START Passage provided

T1-mapping represents a quantitative MRI technique that measures absolute T1-relaxation times of tissues and can be used to indicate microstructural changes in pathophysiological, disease specific processes. It emerged as a promising tool for detecting subtle changes in the brain and spinal cord (Vrenken et al., 2006; Shah et al., 2003; Steen et al., 2004), for example the water content in different brain tissues (Jiang et al., 2017), axonal membrane (Wainger et al., 2021) and myelin damages (Wang et al., 2011). By providing quantitative information about tissue properties, T1-mapping offers insights into disease progresses that may not be apparent on commonly used MRI such as T1- and T2-weighted MRIs, fluid attenuated inversion recovery (FLAIR) and hemoglobin sensitive T2^* or susceptibility weighted imaging (SWI) sequences (Shah et al., 2003). While it has been effectively utilized in various domains, including cardiovascular diseases (Kim et al., 2017; Radunski et al., 2014; Mewton et al., 2011), its potential for advancing neuroimaging in neurological disorders continues to grow. In particular for patients with suspected ALS commonly used MRI sequences are majorly used for differentiating other differential diagnoses without showing disease specific changes.

Aim of this study is to investigate if T1-relaxation times along the corticospinal tract differ between ALS and control patients free from CNS-disease and could serve as a disease specific marker.

2 Methods

2.1 Study design

We conducted an observational, experimental, monocentric and cross-sectional imaging study at the University Medical Center Göttingen (UMG), Germany, to investigate the diagnostic potential of a novel, real time T1-mapping MRI technique in ALS. The study included patients aged 18 to 90 years who met the revised El Escorial criteria for at least possible ALS (Brooks, 1994). Patients were recruited from the UMG outpatient department for motor neuron diseases. Total scan time was 22:16 min with 62 sequential single images per inversion-recovery experiment. All patients were required to provide informed consent prior to study inclusion and to tolerate the MRI procedure without significant movement during the measurement period. Patients who were unable to undergo MRI as well as patients with severe respiratory insufficiency or psychological distress, were excluded. This study was approved by the ethics committee of the UMG (4/3/19).

END Passage provided

*To do*: In the passage on T1-mapping in ALS, which works are cited for the use of T1-mapping in cardiovascular diseases?

START Provided information

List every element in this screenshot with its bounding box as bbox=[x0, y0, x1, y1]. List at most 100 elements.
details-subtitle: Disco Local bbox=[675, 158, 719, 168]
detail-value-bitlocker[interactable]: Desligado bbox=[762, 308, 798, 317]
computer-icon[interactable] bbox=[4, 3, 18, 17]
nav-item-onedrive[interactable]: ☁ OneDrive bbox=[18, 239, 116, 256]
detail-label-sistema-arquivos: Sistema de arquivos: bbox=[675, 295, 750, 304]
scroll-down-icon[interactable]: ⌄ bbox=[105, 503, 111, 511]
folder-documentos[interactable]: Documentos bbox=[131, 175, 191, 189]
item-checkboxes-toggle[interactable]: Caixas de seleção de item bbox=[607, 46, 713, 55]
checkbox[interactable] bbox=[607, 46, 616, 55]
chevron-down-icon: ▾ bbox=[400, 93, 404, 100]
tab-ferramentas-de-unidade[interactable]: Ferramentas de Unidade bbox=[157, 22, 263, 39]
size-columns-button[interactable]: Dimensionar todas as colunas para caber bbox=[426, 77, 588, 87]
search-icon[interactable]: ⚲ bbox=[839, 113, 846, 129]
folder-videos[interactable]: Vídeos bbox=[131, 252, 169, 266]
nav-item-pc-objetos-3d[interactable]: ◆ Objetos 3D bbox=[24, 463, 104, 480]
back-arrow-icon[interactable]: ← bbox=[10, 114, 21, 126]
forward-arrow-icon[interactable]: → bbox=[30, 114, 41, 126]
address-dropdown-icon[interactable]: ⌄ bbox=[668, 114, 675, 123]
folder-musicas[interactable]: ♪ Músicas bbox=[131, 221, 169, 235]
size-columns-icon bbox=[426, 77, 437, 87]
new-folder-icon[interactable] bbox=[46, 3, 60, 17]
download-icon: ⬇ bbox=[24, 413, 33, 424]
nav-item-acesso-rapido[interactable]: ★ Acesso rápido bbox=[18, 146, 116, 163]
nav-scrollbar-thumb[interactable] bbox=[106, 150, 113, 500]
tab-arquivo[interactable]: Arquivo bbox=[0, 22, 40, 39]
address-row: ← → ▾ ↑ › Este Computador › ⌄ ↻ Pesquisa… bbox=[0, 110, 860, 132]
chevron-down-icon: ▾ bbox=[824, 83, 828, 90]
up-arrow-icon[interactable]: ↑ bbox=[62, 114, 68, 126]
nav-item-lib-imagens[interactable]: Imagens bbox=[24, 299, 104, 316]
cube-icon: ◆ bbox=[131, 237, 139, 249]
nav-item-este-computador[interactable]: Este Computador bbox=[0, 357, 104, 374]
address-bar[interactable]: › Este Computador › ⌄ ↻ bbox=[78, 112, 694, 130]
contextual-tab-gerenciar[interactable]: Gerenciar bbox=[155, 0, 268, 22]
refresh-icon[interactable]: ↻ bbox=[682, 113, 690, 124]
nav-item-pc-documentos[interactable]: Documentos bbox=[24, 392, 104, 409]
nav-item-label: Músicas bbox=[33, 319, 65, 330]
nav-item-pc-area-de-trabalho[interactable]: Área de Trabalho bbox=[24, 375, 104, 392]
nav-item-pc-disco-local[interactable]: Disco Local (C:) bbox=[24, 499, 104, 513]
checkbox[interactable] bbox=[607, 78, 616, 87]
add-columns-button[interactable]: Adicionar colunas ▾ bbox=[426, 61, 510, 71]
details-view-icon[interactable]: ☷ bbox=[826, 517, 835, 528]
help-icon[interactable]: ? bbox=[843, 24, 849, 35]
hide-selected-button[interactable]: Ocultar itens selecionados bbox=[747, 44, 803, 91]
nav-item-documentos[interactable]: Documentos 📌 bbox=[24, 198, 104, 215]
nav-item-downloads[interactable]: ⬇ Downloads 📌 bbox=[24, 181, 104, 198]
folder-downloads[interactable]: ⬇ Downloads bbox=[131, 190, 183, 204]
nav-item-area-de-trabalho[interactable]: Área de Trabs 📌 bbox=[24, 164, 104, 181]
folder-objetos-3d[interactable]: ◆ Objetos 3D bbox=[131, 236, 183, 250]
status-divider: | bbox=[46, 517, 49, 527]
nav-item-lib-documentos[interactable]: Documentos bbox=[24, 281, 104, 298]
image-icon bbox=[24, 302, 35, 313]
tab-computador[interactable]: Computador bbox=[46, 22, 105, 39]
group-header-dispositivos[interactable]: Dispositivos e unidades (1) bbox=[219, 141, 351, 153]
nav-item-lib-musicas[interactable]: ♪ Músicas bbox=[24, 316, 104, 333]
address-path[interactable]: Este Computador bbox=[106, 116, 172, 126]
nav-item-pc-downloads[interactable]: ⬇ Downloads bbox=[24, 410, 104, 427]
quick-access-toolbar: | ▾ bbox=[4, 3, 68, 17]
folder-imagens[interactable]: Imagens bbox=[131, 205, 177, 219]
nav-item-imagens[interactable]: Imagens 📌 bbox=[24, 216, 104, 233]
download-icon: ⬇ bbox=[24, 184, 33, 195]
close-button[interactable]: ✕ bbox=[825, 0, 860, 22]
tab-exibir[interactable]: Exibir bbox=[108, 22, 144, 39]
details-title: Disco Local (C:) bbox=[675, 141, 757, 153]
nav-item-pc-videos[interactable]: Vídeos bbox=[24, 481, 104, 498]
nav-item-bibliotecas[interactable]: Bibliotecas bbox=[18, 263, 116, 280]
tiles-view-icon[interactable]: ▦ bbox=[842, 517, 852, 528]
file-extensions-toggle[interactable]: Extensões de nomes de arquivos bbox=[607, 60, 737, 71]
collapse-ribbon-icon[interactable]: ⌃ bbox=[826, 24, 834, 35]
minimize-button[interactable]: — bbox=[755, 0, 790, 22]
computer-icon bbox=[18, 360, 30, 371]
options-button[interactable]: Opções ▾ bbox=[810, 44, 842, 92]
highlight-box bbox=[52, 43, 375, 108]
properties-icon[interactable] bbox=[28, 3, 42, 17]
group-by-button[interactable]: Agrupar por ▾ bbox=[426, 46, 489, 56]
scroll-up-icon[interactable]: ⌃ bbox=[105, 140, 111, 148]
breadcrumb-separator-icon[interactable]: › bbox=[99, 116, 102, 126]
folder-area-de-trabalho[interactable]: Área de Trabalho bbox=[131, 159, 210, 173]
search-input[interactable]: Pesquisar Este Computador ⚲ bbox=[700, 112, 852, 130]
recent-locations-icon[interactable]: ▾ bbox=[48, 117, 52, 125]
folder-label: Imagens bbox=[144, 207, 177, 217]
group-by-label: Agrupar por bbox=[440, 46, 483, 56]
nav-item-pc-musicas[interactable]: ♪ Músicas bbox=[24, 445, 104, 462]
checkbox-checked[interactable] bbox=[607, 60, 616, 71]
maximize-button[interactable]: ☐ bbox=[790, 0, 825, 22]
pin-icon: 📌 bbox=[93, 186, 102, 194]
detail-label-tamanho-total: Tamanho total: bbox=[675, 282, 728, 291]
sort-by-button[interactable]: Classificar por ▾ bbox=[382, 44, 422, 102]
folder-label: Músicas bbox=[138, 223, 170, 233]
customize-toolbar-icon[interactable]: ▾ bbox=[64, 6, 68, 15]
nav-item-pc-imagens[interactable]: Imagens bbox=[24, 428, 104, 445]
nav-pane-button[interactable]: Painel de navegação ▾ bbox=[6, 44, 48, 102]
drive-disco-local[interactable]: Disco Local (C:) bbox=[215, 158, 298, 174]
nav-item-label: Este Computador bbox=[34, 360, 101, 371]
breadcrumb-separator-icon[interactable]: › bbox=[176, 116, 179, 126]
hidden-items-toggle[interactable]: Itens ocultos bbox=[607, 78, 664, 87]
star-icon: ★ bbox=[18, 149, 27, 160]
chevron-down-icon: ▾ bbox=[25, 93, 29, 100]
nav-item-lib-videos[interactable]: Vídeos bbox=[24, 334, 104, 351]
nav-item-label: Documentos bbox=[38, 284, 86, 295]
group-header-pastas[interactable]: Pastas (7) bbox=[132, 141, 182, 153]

END Provided information

*Response box*:
- Kim et al., 2017
- Radunski et al., 2014
- Mewton et al., 2011